Work required: Each record is to be transcribed exactly.

Data extract:
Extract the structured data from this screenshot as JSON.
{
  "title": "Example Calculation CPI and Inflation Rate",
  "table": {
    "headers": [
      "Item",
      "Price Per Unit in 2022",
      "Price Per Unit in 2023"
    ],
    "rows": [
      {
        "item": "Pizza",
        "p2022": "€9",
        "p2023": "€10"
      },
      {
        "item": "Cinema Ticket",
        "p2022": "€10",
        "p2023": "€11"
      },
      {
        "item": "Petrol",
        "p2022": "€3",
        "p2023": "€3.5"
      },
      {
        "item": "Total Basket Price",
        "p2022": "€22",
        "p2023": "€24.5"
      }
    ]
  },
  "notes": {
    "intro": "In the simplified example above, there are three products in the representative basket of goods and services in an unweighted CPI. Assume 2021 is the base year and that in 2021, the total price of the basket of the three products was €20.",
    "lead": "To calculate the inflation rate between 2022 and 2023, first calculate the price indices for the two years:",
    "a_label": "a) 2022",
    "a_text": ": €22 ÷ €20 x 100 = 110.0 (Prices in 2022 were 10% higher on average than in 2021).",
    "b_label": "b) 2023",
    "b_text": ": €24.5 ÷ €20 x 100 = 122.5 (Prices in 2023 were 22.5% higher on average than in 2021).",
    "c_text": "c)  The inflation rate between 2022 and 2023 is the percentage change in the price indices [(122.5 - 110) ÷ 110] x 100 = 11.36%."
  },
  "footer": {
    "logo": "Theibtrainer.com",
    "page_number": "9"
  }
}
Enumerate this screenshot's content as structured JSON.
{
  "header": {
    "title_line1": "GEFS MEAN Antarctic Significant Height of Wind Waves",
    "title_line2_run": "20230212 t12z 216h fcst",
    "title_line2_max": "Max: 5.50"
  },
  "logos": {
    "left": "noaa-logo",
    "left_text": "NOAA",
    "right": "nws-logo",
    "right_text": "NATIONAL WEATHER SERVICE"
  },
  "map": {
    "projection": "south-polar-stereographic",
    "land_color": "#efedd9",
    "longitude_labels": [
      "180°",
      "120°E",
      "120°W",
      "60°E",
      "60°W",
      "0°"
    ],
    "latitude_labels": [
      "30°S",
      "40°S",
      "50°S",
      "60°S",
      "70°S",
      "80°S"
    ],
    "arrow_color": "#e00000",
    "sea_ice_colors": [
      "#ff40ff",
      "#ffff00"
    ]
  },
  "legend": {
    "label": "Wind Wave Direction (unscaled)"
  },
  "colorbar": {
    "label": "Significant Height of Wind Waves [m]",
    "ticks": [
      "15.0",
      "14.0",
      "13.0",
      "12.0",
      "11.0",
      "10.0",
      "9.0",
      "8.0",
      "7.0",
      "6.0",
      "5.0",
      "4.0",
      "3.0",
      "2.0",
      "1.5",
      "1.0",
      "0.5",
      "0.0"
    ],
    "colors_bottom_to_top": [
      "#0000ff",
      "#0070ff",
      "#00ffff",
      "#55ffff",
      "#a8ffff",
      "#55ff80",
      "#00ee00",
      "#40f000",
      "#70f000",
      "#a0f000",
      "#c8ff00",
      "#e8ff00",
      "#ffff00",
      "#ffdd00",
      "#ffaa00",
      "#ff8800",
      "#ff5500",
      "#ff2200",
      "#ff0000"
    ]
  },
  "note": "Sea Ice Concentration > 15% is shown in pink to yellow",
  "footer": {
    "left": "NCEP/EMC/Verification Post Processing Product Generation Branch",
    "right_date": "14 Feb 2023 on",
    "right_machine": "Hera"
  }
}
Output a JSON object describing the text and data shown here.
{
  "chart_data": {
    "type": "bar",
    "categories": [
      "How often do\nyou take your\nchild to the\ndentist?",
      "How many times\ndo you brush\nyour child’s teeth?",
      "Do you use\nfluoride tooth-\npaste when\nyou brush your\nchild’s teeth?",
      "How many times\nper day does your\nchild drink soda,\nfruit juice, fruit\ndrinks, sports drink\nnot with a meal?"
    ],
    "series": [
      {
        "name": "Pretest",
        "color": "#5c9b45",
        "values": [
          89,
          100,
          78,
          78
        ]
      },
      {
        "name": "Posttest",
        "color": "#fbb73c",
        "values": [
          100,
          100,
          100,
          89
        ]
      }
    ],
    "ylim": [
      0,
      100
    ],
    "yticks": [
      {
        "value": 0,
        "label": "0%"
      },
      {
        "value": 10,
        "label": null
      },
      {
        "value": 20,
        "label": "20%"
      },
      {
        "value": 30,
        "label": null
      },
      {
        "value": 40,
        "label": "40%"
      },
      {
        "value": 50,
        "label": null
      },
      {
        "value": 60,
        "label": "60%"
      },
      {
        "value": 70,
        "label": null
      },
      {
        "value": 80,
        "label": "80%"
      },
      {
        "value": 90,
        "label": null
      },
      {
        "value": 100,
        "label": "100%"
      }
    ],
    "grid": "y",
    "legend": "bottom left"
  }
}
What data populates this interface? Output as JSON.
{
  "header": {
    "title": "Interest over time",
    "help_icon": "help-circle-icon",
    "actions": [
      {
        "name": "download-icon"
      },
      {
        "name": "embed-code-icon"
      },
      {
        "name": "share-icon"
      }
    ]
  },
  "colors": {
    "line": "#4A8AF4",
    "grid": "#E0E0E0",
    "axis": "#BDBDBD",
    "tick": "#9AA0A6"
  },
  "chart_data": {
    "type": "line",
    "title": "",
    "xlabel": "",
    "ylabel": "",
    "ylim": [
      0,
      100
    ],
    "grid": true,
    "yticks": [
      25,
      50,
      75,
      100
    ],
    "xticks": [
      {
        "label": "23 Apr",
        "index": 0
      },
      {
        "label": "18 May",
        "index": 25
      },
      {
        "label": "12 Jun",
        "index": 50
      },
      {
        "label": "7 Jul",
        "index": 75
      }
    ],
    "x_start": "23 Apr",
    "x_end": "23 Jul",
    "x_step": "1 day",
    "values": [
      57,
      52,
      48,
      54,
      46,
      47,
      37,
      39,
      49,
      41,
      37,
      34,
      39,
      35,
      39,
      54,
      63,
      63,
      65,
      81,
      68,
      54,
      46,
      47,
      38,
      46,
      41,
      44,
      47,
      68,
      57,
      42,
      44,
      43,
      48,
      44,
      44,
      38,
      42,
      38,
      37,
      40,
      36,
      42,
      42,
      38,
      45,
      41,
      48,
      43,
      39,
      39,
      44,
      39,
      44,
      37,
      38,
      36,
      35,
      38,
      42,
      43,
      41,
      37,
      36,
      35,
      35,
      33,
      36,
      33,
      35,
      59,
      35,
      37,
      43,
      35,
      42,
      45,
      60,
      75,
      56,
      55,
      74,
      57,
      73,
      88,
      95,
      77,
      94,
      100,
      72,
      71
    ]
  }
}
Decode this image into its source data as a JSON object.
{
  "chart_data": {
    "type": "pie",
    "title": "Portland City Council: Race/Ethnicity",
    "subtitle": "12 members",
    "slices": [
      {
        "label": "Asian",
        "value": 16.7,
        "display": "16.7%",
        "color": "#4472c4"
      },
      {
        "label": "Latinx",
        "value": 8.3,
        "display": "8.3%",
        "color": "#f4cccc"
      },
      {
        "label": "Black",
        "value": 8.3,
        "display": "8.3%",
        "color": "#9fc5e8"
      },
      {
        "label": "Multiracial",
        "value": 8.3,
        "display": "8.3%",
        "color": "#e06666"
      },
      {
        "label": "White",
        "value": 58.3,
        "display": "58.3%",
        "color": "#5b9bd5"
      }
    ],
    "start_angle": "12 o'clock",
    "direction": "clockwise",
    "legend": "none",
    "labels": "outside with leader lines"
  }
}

Finished task:
Extract the structured data from this screenshot as JSON.
{
  "title": "Example Calculation CPI and Inflation Rate",
  "table": {
    "headers": [
      "Item",
      "Price Per Unit in 2022",
      "Price Per Unit in 2023"
    ],
    "rows": [
      {
        "item": "Pizza",
        "p2022": "€9",
        "p2023": "€10"
      },
      {
        "item": "Cinema Ticket",
        "p2022": "€10",
        "p2023": "€11"
      },
      {
        "item": "Petrol",
        "p2022": "€3",
        "p2023": "€3.5"
      },
      {
        "item": "Total Basket Price",
        "p2022": "€22",
        "p2023": "€24.5"
      }
    ]
  },
  "notes": {
    "intro": "In the simplified example above, there are three products in the representative basket of goods and services in an unweighted CPI. Assume 2021 is the base year and that in 2021, the total price of the basket of the three products was €20.",
    "lead": "To calculate the inflation rate between 2022 and 2023, first calculate the price indices for the two years:",
    "a_label": "a) 2022",
    "a_text": ": €22 ÷ €20 x 100 = 110.0 (Prices in 2022 were 10% higher on average than in 2021).",
    "b_label": "b) 2023",
    "b_text": ": €24.5 ÷ €20 x 100 = 122.5 (Prices in 2023 were 22.5% higher on average than in 2021).",
    "c_text": "c)  The inflation rate between 2022 and 2023 is the percentage change in the price indices [(122.5 - 110) ÷ 110] x 100 = 11.36%."
  },
  "footer": {
    "logo": "Theibtrainer.com",
    "page_number": "9"
  }
}
Enumerate this screenshot's content as structured JSON.
{
  "header": {
    "title_line1": "GEFS MEAN Antarctic Significant Height of Wind Waves",
    "title_line2_run": "20230212 t12z 216h fcst",
    "title_line2_max": "Max: 5.50"
  },
  "logos": {
    "left": "noaa-logo",
    "left_text": "NOAA",
    "right": "nws-logo",
    "right_text": "NATIONAL WEATHER SERVICE"
  },
  "map": {
    "projection": "south-polar-stereographic",
    "land_color": "#efedd9",
    "longitude_labels": [
      "180°",
      "120°E",
      "120°W",
      "60°E",
      "60°W",
      "0°"
    ],
    "latitude_labels": [
      "30°S",
      "40°S",
      "50°S",
      "60°S",
      "70°S",
      "80°S"
    ],
    "arrow_color": "#e00000",
    "sea_ice_colors": [
      "#ff40ff",
      "#ffff00"
    ]
  },
  "legend": {
    "label": "Wind Wave Direction (unscaled)"
  },
  "colorbar": {
    "label": "Significant Height of Wind Waves [m]",
    "ticks": [
      "15.0",
      "14.0",
      "13.0",
      "12.0",
      "11.0",
      "10.0",
      "9.0",
      "8.0",
      "7.0",
      "6.0",
      "5.0",
      "4.0",
      "3.0",
      "2.0",
      "1.5",
      "1.0",
      "0.5",
      "0.0"
    ],
    "colors_bottom_to_top": [
      "#0000ff",
      "#0070ff",
      "#00ffff",
      "#55ffff",
      "#a8ffff",
      "#55ff80",
      "#00ee00",
      "#40f000",
      "#70f000",
      "#a0f000",
      "#c8ff00",
      "#e8ff00",
      "#ffff00",
      "#ffdd00",
      "#ffaa00",
      "#ff8800",
      "#ff5500",
      "#ff2200",
      "#ff0000"
    ]
  },
  "note": "Sea Ice Concentration > 15% is shown in pink to yellow",
  "footer": {
    "left": "NCEP/EMC/Verification Post Processing Product Generation Branch",
    "right_date": "14 Feb 2023 on",
    "right_machine": "Hera"
  }
}
Output a JSON object describing the text and data shown here.
{
  "chart_data": {
    "type": "bar",
    "categories": [
      "How often do\nyou take your\nchild to the\ndentist?",
      "How many times\ndo you brush\nyour child’s teeth?",
      "Do you use\nfluoride tooth-\npaste when\nyou brush your\nchild’s teeth?",
      "How many times\nper day does your\nchild drink soda,\nfruit juice, fruit\ndrinks, sports drink\nnot with a meal?"
    ],
    "series": [
      {
        "name": "Pretest",
        "color": "#5c9b45",
        "values": [
          89,
          100,
          78,
          78
        ]
      },
      {
        "name": "Posttest",
        "color": "#fbb73c",
        "values": [
          100,
          100,
          100,
          89
        ]
      }
    ],
    "ylim": [
      0,
      100
    ],
    "yticks": [
      {
        "value": 0,
        "label": "0%"
      },
      {
        "value": 10,
        "label": null
      },
      {
        "value": 20,
        "label": "20%"
      },
      {
        "value": 30,
        "label": null
      },
      {
        "value": 40,
        "label": "40%"
      },
      {
        "value": 50,
        "label": null
      },
      {
        "value": 60,
        "label": "60%"
      },
      {
        "value": 70,
        "label": null
      },
      {
        "value": 80,
        "label": "80%"
      },
      {
        "value": 90,
        "label": null
      },
      {
        "value": 100,
        "label": "100%"
      }
    ],
    "grid": "y",
    "legend": "bottom left"
  }
}
What data populates this interface? Output as JSON.
{
  "header": {
    "title": "Interest over time",
    "help_icon": "help-circle-icon",
    "actions": [
      {
        "name": "download-icon"
      },
      {
        "name": "embed-code-icon"
      },
      {
        "name": "share-icon"
      }
    ]
  },
  "colors": {
    "line": "#4A8AF4",
    "grid": "#E0E0E0",
    "axis": "#BDBDBD",
    "tick": "#9AA0A6"
  },
  "chart_data": {
    "type": "line",
    "title": "",
    "xlabel": "",
    "ylabel": "",
    "ylim": [
      0,
      100
    ],
    "grid": true,
    "yticks": [
      25,
      50,
      75,
      100
    ],
    "xticks": [
      {
        "label": "23 Apr",
        "index": 0
      },
      {
        "label": "18 May",
        "index": 25
      },
      {
        "label": "12 Jun",
        "index": 50
      },
      {
        "label": "7 Jul",
        "index": 75
      }
    ],
    "x_start": "23 Apr",
    "x_end": "23 Jul",
    "x_step": "1 day",
    "values": [
      57,
      52,
      48,
      54,
      46,
      47,
      37,
      39,
      49,
      41,
      37,
      34,
      39,
      35,
      39,
      54,
      63,
      63,
      65,
      81,
      68,
      54,
      46,
      47,
      38,
      46,
      41,
      44,
      47,
      68,
      57,
      42,
      44,
      43,
      48,
      44,
      44,
      38,
      42,
      38,
      37,
      40,
      36,
      42,
      42,
      38,
      45,
      41,
      48,
      43,
      39,
      39,
      44,
      39,
      44,
      37,
      38,
      36,
      35,
      38,
      42,
      43,
      41,
      37,
      36,
      35,
      35,
      33,
      36,
      33,
      35,
      59,
      35,
      37,
      43,
      35,
      42,
      45,
      60,
      75,
      56,
      55,
      74,
      57,
      73,
      88,
      95,
      77,
      94,
      100,
      72,
      71
    ]
  }
}
Decode this image into its source data as a JSON object.
{
  "chart_data": {
    "type": "pie",
    "title": "Portland City Council: Race/Ethnicity",
    "subtitle": "12 members",
    "slices": [
      {
        "label": "Asian",
        "value": 16.7,
        "display": "16.7%",
        "color": "#4472c4"
      },
      {
        "label": "Latinx",
        "value": 8.3,
        "display": "8.3%",
        "color": "#f4cccc"
      },
      {
        "label": "Black",
        "value": 8.3,
        "display": "8.3%",
        "color": "#9fc5e8"
      },
      {
        "label": "Multiracial",
        "value": 8.3,
        "display": "8.3%",
        "color": "#e06666"
      },
      {
        "label": "White",
        "value": 58.3,
        "display": "58.3%",
        "color": "#5b9bd5"
      }
    ],
    "start_angle": "12 o'clock",
    "direction": "clockwise",
    "legend": "none",
    "labels": "outside with leader lines"
  }
}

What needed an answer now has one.